##### INPUT MATERIAL

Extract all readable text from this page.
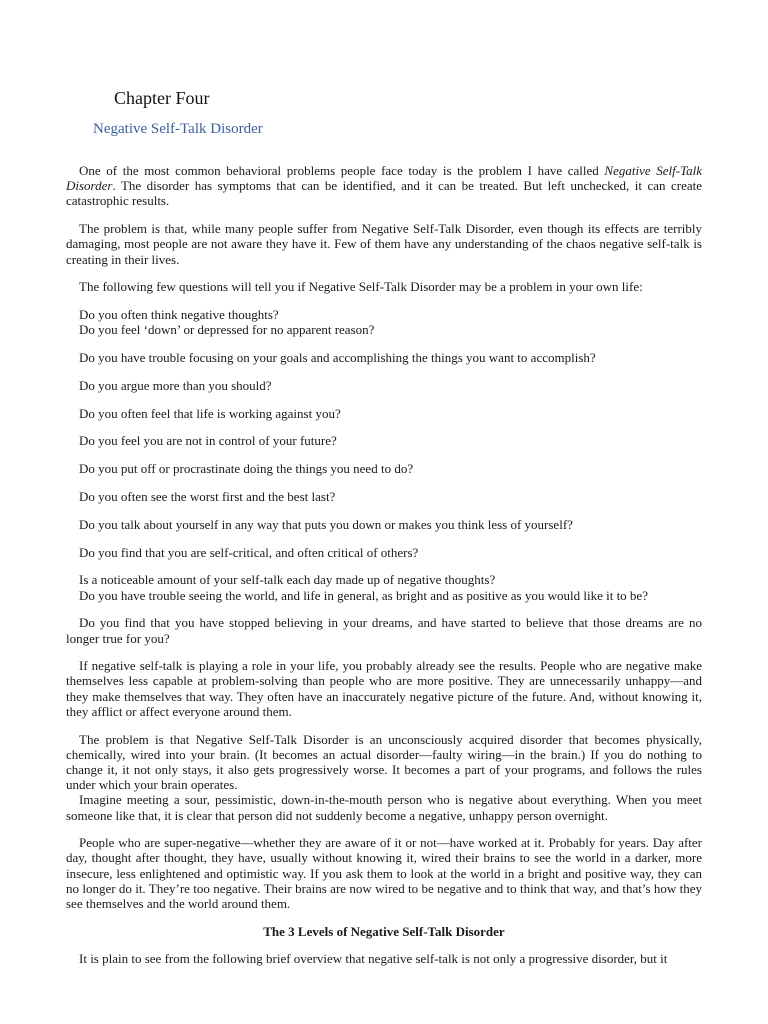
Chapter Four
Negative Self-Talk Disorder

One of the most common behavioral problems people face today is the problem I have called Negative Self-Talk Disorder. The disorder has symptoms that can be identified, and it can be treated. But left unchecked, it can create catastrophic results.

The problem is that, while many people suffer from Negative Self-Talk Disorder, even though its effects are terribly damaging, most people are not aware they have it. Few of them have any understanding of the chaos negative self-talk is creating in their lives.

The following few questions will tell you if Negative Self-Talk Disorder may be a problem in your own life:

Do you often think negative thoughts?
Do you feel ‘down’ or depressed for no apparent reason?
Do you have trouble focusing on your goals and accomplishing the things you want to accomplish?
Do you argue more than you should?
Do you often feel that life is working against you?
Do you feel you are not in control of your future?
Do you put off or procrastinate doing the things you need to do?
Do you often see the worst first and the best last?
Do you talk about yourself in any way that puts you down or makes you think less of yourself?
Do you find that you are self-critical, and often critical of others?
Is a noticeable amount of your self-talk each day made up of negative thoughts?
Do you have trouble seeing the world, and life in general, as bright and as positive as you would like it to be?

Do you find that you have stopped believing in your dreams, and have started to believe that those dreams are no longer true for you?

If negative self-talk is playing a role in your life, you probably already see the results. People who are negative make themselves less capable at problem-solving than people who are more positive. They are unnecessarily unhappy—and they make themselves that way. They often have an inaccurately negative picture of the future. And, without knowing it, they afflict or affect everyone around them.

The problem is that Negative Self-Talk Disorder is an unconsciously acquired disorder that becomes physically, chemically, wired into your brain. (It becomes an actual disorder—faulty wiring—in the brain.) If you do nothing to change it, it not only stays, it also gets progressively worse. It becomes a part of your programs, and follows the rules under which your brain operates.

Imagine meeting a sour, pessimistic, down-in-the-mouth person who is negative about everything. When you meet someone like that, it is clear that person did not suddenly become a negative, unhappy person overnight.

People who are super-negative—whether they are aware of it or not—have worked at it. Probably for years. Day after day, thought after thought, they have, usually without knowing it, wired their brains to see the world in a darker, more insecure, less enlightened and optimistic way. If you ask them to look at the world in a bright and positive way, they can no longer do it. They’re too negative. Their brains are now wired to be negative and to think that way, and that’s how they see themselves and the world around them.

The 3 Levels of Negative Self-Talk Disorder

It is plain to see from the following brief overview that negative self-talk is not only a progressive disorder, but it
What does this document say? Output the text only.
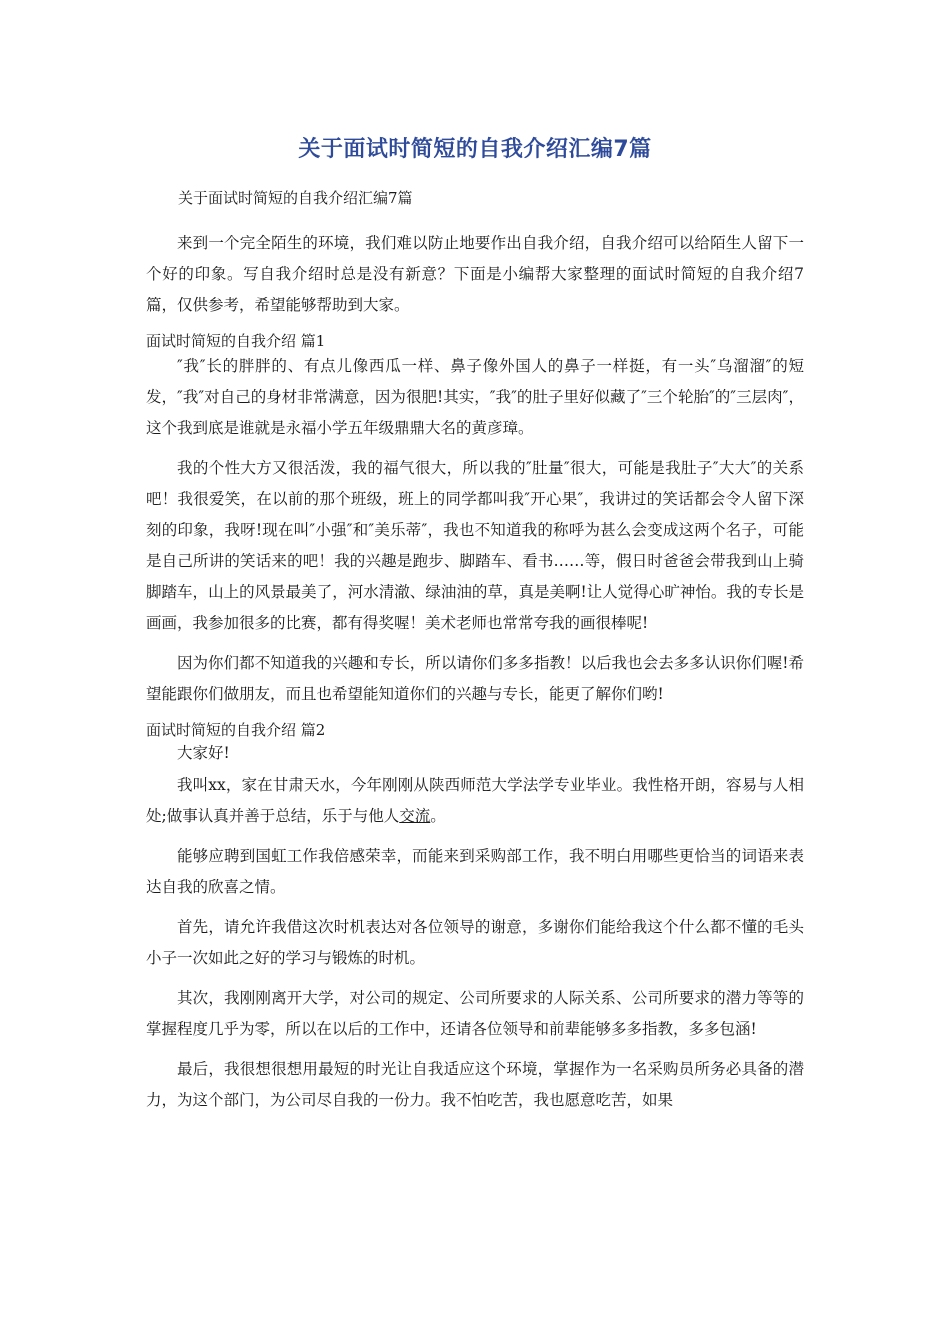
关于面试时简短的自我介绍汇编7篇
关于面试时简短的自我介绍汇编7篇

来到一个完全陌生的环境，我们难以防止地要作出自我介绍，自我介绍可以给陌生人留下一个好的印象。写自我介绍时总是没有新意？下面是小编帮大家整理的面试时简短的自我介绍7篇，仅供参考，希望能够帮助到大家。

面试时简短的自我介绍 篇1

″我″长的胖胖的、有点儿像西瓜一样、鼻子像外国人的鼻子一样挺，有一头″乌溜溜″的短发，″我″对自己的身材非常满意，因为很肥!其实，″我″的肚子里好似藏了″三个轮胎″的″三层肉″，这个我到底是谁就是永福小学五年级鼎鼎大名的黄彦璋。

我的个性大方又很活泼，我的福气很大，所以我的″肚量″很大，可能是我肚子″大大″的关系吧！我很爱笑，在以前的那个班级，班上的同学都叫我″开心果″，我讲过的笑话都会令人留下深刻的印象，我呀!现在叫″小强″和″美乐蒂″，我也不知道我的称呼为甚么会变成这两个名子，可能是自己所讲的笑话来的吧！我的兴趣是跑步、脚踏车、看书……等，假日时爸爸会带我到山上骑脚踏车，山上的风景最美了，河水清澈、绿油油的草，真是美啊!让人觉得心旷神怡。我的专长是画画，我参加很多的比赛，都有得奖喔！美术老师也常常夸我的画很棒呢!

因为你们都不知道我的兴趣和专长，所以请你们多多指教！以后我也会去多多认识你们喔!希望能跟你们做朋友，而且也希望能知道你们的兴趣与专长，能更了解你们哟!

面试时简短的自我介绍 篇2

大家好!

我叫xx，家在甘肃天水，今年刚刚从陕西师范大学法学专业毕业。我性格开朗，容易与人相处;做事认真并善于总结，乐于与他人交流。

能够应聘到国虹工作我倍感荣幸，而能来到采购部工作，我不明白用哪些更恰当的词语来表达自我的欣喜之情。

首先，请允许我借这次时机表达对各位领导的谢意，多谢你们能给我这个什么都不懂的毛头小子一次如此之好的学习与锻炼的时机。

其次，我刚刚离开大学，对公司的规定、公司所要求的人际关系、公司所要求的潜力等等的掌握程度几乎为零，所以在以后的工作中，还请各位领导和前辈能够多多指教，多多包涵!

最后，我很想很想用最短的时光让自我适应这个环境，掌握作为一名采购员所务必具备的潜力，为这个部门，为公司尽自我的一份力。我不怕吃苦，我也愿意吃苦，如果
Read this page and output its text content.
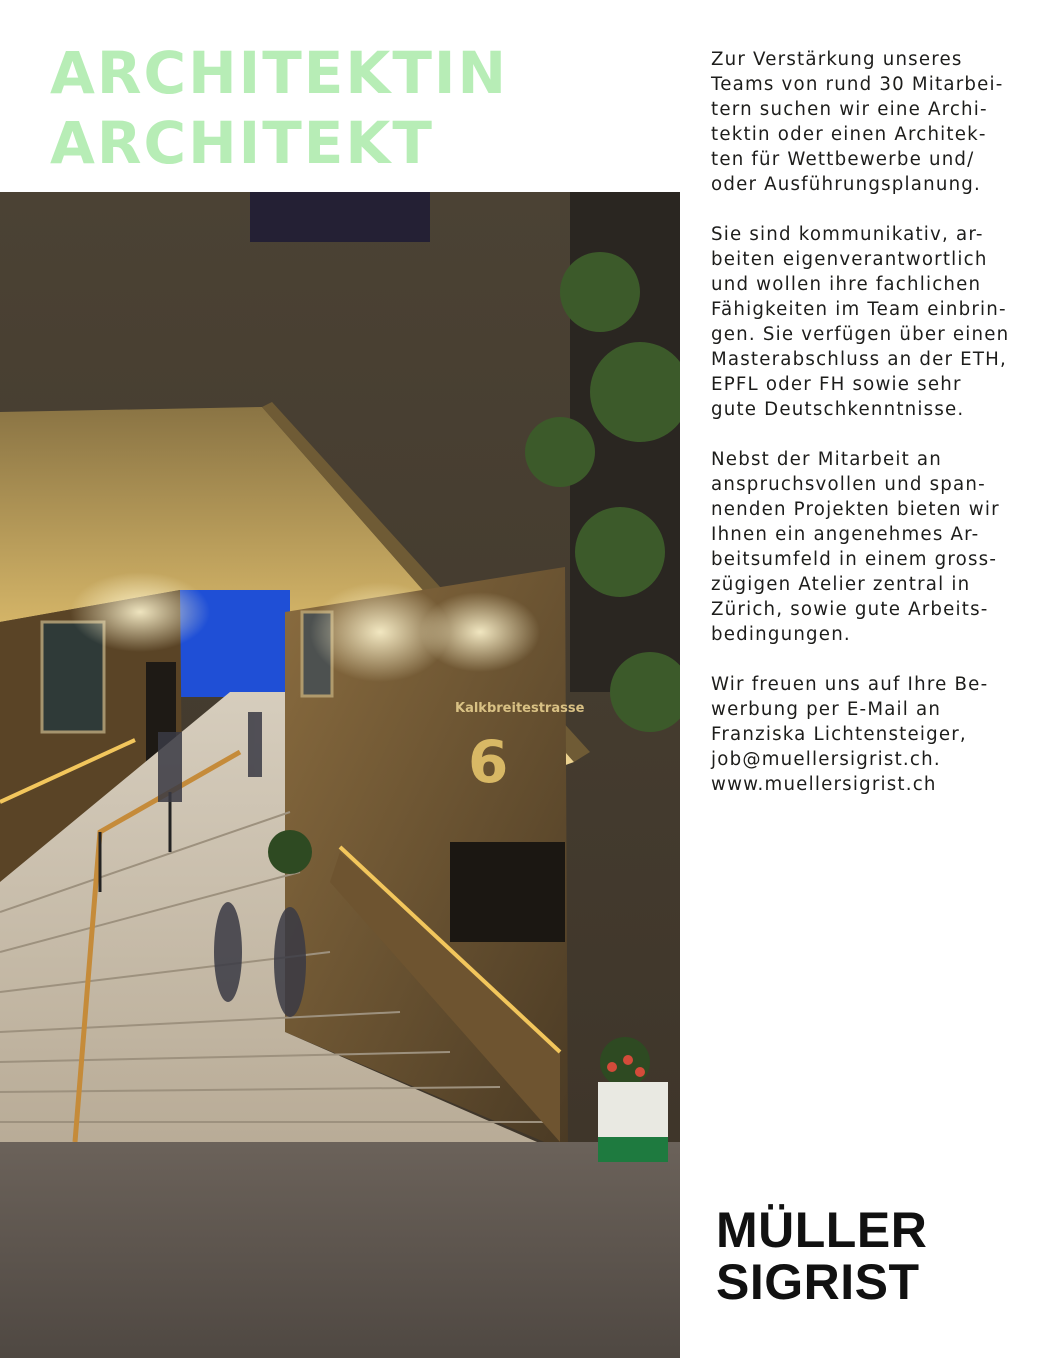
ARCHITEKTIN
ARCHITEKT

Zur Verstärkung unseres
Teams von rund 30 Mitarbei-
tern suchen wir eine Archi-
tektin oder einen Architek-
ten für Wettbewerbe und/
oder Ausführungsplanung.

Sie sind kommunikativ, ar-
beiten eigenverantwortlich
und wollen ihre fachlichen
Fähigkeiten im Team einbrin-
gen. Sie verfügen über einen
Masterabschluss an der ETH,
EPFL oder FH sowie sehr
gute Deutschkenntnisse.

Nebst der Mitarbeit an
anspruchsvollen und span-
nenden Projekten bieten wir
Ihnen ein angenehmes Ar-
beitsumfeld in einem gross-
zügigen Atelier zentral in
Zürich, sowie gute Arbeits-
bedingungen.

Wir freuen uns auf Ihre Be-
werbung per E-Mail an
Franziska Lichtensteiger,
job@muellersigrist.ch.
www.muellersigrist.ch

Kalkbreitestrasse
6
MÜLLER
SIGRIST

##########

Every line above should be repeated exactly; pictures stay out of the copy.

> _OUTPUT BELOW_:
Extract all readable text from this page.
Chapter Four
Negative Self-Talk Disorder

One of the most common behavioral problems people face today is the problem I have called Negative Self-Talk Disorder. The disorder has symptoms that can be identified, and it can be treated. But left unchecked, it can create catastrophic results.

The problem is that, while many people suffer from Negative Self-Talk Disorder, even though its effects are terribly damaging, most people are not aware they have it. Few of them have any understanding of the chaos negative self-talk is creating in their lives.

The following few questions will tell you if Negative Self-Talk Disorder may be a problem in your own life:

Do you often think negative thoughts?
Do you feel ‘down’ or depressed for no apparent reason?
Do you have trouble focusing on your goals and accomplishing the things you want to accomplish?
Do you argue more than you should?
Do you often feel that life is working against you?
Do you feel you are not in control of your future?
Do you put off or procrastinate doing the things you need to do?
Do you often see the worst first and the best last?
Do you talk about yourself in any way that puts you down or makes you think less of yourself?
Do you find that you are self-critical, and often critical of others?
Is a noticeable amount of your self-talk each day made up of negative thoughts?
Do you have trouble seeing the world, and life in general, as bright and as positive as you would like it to be?

Do you find that you have stopped believing in your dreams, and have started to believe that those dreams are no longer true for you?

If negative self-talk is playing a role in your life, you probably already see the results. People who are negative make themselves less capable at problem-solving than people who are more positive. They are unnecessarily unhappy—and they make themselves that way. They often have an inaccurately negative picture of the future. And, without knowing it, they afflict or affect everyone around them.

The problem is that Negative Self-Talk Disorder is an unconsciously acquired disorder that becomes physically, chemically, wired into your brain. (It becomes an actual disorder—faulty wiring—in the brain.) If you do nothing to change it, it not only stays, it also gets progressively worse. It becomes a part of your programs, and follows the rules under which your brain operates.

Imagine meeting a sour, pessimistic, down-in-the-mouth person who is negative about everything. When you meet someone like that, it is clear that person did not suddenly become a negative, unhappy person overnight.

People who are super-negative—whether they are aware of it or not—have worked at it. Probably for years. Day after day, thought after thought, they have, usually without knowing it, wired their brains to see the world in a darker, more insecure, less enlightened and optimistic way. If you ask them to look at the world in a bright and positive way, they can no longer do it. They’re too negative. Their brains are now wired to be negative and to think that way, and that’s how they see themselves and the world around them.

The 3 Levels of Negative Self-Talk Disorder

It is plain to see from the following brief overview that negative self-talk is not only a progressive disorder, but it
What does this document say? Output the text only.
关于面试时简短的自我介绍汇编7篇
关于面试时简短的自我介绍汇编7篇

来到一个完全陌生的环境，我们难以防止地要作出自我介绍，自我介绍可以给陌生人留下一个好的印象。写自我介绍时总是没有新意？下面是小编帮大家整理的面试时简短的自我介绍7篇，仅供参考，希望能够帮助到大家。

面试时简短的自我介绍 篇1

″我″长的胖胖的、有点儿像西瓜一样、鼻子像外国人的鼻子一样挺，有一头″乌溜溜″的短发，″我″对自己的身材非常满意，因为很肥!其实，″我″的肚子里好似藏了″三个轮胎″的″三层肉″，这个我到底是谁就是永福小学五年级鼎鼎大名的黄彦璋。

我的个性大方又很活泼，我的福气很大，所以我的″肚量″很大，可能是我肚子″大大″的关系吧！我很爱笑，在以前的那个班级，班上的同学都叫我″开心果″，我讲过的笑话都会令人留下深刻的印象，我呀!现在叫″小强″和″美乐蒂″，我也不知道我的称呼为甚么会变成这两个名子，可能是自己所讲的笑话来的吧！我的兴趣是跑步、脚踏车、看书……等，假日时爸爸会带我到山上骑脚踏车，山上的风景最美了，河水清澈、绿油油的草，真是美啊!让人觉得心旷神怡。我的专长是画画，我参加很多的比赛，都有得奖喔！美术老师也常常夸我的画很棒呢!

因为你们都不知道我的兴趣和专长，所以请你们多多指教！以后我也会去多多认识你们喔!希望能跟你们做朋友，而且也希望能知道你们的兴趣与专长，能更了解你们哟!

面试时简短的自我介绍 篇2

大家好!

我叫xx，家在甘肃天水，今年刚刚从陕西师范大学法学专业毕业。我性格开朗，容易与人相处;做事认真并善于总结，乐于与他人交流。

能够应聘到国虹工作我倍感荣幸，而能来到采购部工作，我不明白用哪些更恰当的词语来表达自我的欣喜之情。

首先，请允许我借这次时机表达对各位领导的谢意，多谢你们能给我这个什么都不懂的毛头小子一次如此之好的学习与锻炼的时机。

其次，我刚刚离开大学，对公司的规定、公司所要求的人际关系、公司所要求的潜力等等的掌握程度几乎为零，所以在以后的工作中，还请各位领导和前辈能够多多指教，多多包涵!

最后，我很想很想用最短的时光让自我适应这个环境，掌握作为一名采购员所务必具备的潜力，为这个部门，为公司尽自我的一份力。我不怕吃苦，我也愿意吃苦，如果
Read this page and output its text content.
ARCHITEKTIN
ARCHITEKT

Zur Verstärkung unseres
Teams von rund 30 Mitarbei-
tern suchen wir eine Archi-
tektin oder einen Architek-
ten für Wettbewerbe und/
oder Ausführungsplanung.

Sie sind kommunikativ, ar-
beiten eigenverantwortlich
und wollen ihre fachlichen
Fähigkeiten im Team einbrin-
gen. Sie verfügen über einen
Masterabschluss an der ETH,
EPFL oder FH sowie sehr
gute Deutschkenntnisse.

Nebst der Mitarbeit an
anspruchsvollen und span-
nenden Projekten bieten wir
Ihnen ein angenehmes Ar-
beitsumfeld in einem gross-
zügigen Atelier zentral in
Zürich, sowie gute Arbeits-
bedingungen.

Wir freuen uns auf Ihre Be-
werbung per E-Mail an
Franziska Lichtensteiger,
job@muellersigrist.ch.
www.muellersigrist.ch

Kalkbreitestrasse
6
MÜLLER
SIGRIST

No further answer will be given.